**Job**: Transcribe the whole listing without a single picture.

Data entries for graphics
▼▼▼

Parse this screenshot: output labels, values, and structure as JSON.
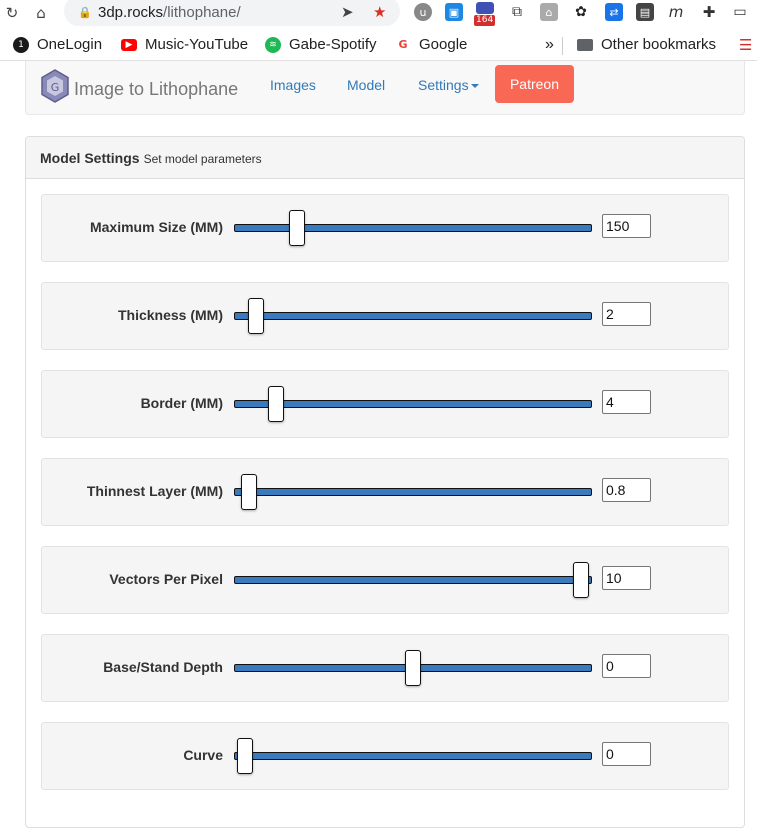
{
  "browser": {
    "url_host": "3dp.rocks",
    "url_path": "/lithophane/",
    "badge_count": "164",
    "bookmarks": [
      {
        "label": "OneLogin"
      },
      {
        "label": "Music-YouTube"
      },
      {
        "label": "Gabe-Spotify"
      },
      {
        "label": "Google"
      }
    ],
    "more_glyph": "»",
    "other_bookmarks": "Other bookmarks"
  },
  "navbar": {
    "brand": "Image to Lithophane",
    "links": [
      "Images",
      "Model",
      "Settings"
    ],
    "patreon": "Patreon"
  },
  "panel": {
    "title": "Model Settings",
    "subtitle": "Set model parameters"
  },
  "settings": [
    {
      "label": "Maximum Size (MM)",
      "value": "150",
      "fraction": 0.16
    },
    {
      "label": "Thickness (MM)",
      "value": "2",
      "fraction": 0.04
    },
    {
      "label": "Border (MM)",
      "value": "4",
      "fraction": 0.1
    },
    {
      "label": "Thinnest Layer (MM)",
      "value": "0.8",
      "fraction": 0.02
    },
    {
      "label": "Vectors Per Pixel",
      "value": "10",
      "fraction": 0.99
    },
    {
      "label": "Base/Stand Depth",
      "value": "0",
      "fraction": 0.5
    },
    {
      "label": "Curve",
      "value": "0",
      "fraction": 0.01
    }
  ],
  "colors": {
    "accent": "#337ab7",
    "patreon": "#f96854",
    "slider_fill": "#3a7bbf"
  }
}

▲▲▲

**Solved exercise**:
Parse this screenshot: output labels, values, and structure as JSON.
{
  "browser": {
    "url_host": "3dp.rocks",
    "url_path": "/lithophane/",
    "badge_count": "164",
    "bookmarks": [
      {
        "label": "OneLogin"
      },
      {
        "label": "Music-YouTube"
      },
      {
        "label": "Gabe-Spotify"
      },
      {
        "label": "Google"
      }
    ],
    "more_glyph": "»",
    "other_bookmarks": "Other bookmarks"
  },
  "navbar": {
    "brand": "Image to Lithophane",
    "links": [
      "Images",
      "Model",
      "Settings"
    ],
    "patreon": "Patreon"
  },
  "panel": {
    "title": "Model Settings",
    "subtitle": "Set model parameters"
  },
  "settings": [
    {
      "label": "Maximum Size (MM)",
      "value": "150",
      "fraction": 0.16
    },
    {
      "label": "Thickness (MM)",
      "value": "2",
      "fraction": 0.04
    },
    {
      "label": "Border (MM)",
      "value": "4",
      "fraction": 0.1
    },
    {
      "label": "Thinnest Layer (MM)",
      "value": "0.8",
      "fraction": 0.02
    },
    {
      "label": "Vectors Per Pixel",
      "value": "10",
      "fraction": 0.99
    },
    {
      "label": "Base/Stand Depth",
      "value": "0",
      "fraction": 0.5
    },
    {
      "label": "Curve",
      "value": "0",
      "fraction": 0.01
    }
  ],
  "colors": {
    "accent": "#337ab7",
    "patreon": "#f96854",
    "slider_fill": "#3a7bbf"
  }
}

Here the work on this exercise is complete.